Search the material for the word "contiene" and copy each line that holds it.
--- BEGIN Given data ---
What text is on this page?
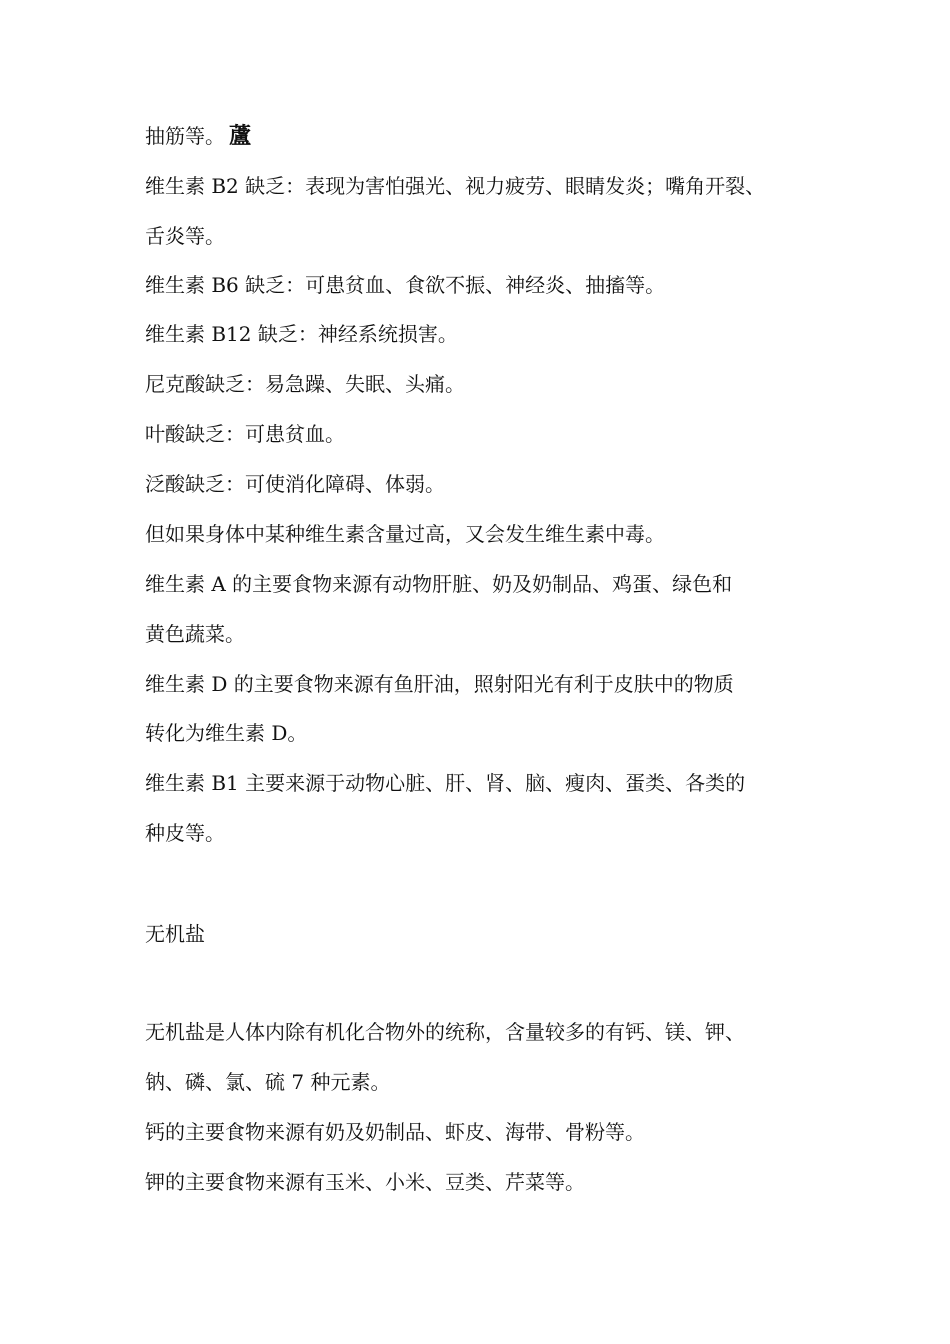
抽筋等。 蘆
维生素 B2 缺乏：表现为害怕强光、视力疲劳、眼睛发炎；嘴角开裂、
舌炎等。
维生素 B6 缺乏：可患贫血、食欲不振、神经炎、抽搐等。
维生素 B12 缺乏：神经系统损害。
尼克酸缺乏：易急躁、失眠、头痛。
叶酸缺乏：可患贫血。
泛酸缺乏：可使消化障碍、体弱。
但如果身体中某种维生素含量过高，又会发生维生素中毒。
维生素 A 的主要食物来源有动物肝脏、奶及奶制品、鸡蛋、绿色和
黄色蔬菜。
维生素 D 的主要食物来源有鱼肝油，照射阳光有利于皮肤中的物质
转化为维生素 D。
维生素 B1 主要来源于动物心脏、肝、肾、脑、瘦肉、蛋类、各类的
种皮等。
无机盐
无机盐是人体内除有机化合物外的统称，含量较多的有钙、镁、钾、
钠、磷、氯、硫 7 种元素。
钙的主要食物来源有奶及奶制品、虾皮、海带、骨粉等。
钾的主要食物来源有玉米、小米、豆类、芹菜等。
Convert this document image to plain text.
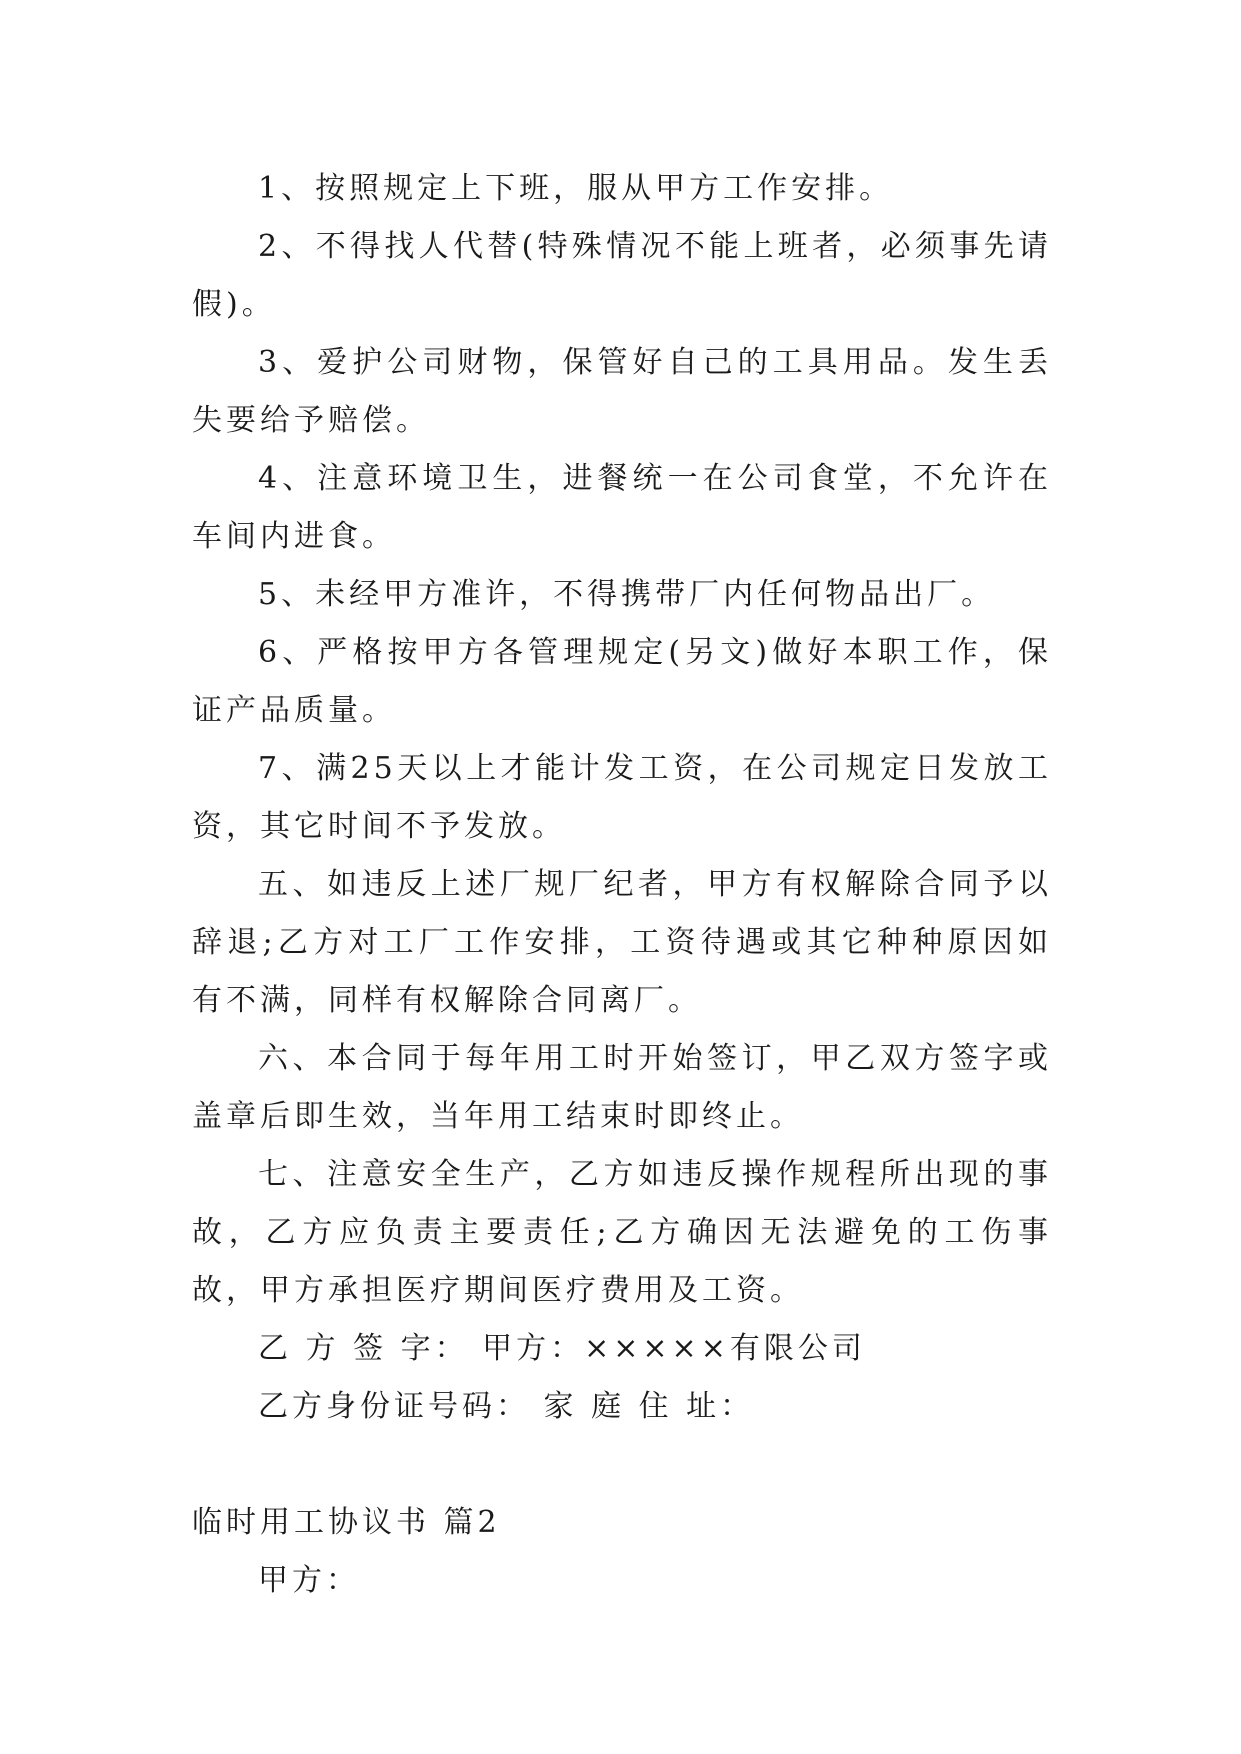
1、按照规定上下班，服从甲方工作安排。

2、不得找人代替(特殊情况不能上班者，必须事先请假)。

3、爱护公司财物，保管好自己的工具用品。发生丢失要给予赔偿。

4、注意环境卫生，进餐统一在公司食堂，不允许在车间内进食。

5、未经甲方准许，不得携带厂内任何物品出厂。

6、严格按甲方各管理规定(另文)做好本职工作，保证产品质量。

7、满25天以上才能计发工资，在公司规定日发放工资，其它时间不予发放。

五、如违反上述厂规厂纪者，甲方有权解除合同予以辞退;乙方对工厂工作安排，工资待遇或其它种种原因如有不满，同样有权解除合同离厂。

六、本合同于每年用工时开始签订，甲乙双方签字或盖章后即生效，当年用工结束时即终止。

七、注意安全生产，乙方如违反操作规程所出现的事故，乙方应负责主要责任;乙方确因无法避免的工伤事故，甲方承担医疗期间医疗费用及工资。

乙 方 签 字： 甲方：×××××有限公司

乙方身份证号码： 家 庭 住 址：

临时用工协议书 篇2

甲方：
--- END Given data ---
--- BEGIN Given data ---
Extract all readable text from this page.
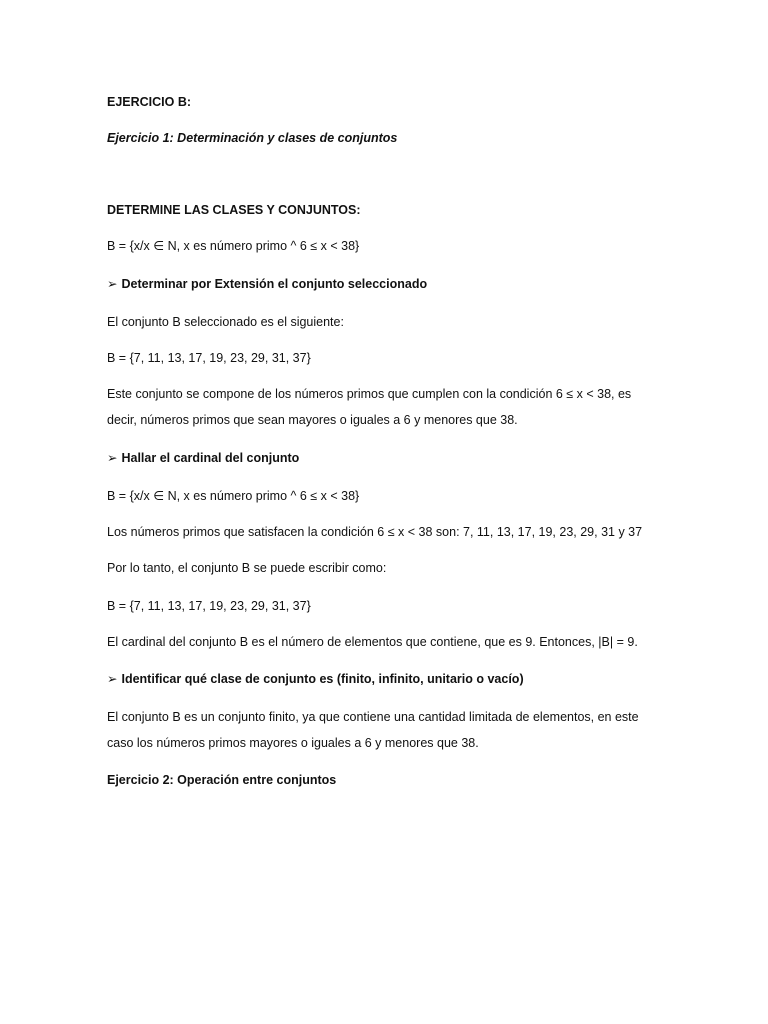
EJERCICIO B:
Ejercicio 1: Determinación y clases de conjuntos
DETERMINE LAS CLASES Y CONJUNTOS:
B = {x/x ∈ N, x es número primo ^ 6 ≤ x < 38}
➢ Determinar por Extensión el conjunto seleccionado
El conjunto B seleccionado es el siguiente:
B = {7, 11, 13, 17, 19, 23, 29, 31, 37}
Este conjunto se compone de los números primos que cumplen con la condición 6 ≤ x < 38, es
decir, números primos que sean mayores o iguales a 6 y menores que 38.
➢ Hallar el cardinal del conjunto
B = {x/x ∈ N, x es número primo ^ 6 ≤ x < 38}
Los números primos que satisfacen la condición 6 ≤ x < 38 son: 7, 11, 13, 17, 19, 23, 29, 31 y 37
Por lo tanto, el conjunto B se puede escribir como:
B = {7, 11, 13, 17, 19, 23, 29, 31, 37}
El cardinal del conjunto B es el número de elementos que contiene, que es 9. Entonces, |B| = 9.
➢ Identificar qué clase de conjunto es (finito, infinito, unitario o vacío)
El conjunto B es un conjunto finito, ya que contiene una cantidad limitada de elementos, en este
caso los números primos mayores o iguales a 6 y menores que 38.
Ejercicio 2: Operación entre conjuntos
--- END Given data ---
Output of the task
El cardinal del conjunto B es el número de elementos que contiene, que es 9. Entonces, |B| = 9.
El conjunto B es un conjunto finito, ya que contiene una cantidad limitada de elementos, en este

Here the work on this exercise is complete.